§ TASK DIRECTIONS
Pick out the lines below with "Search" and list them.

§ DATASET EXTRACT

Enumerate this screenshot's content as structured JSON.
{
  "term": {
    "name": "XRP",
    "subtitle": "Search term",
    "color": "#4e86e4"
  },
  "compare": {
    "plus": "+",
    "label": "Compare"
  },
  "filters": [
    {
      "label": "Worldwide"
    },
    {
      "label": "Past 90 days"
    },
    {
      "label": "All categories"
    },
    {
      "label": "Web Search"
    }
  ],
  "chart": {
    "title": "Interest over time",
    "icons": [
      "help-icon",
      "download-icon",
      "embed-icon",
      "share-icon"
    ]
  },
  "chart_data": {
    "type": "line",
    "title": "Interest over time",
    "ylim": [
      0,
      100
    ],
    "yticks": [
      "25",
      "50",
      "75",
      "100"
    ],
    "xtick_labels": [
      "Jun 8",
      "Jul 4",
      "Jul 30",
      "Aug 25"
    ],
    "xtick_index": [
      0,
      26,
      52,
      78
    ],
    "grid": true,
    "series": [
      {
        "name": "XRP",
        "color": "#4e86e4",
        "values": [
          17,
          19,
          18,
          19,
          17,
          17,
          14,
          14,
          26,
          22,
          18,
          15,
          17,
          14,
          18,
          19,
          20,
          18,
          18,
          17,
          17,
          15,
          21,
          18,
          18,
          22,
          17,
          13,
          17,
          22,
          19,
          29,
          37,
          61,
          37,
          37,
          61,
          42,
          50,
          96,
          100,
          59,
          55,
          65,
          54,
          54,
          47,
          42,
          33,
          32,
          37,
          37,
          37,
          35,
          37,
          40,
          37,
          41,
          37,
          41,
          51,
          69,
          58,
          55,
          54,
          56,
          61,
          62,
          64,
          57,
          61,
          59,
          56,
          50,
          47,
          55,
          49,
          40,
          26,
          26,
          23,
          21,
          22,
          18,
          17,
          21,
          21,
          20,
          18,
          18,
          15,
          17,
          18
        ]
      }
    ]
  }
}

§ WRITTEN SOLUTION
    "subtitle": "Search term",
      "label": "Web Search"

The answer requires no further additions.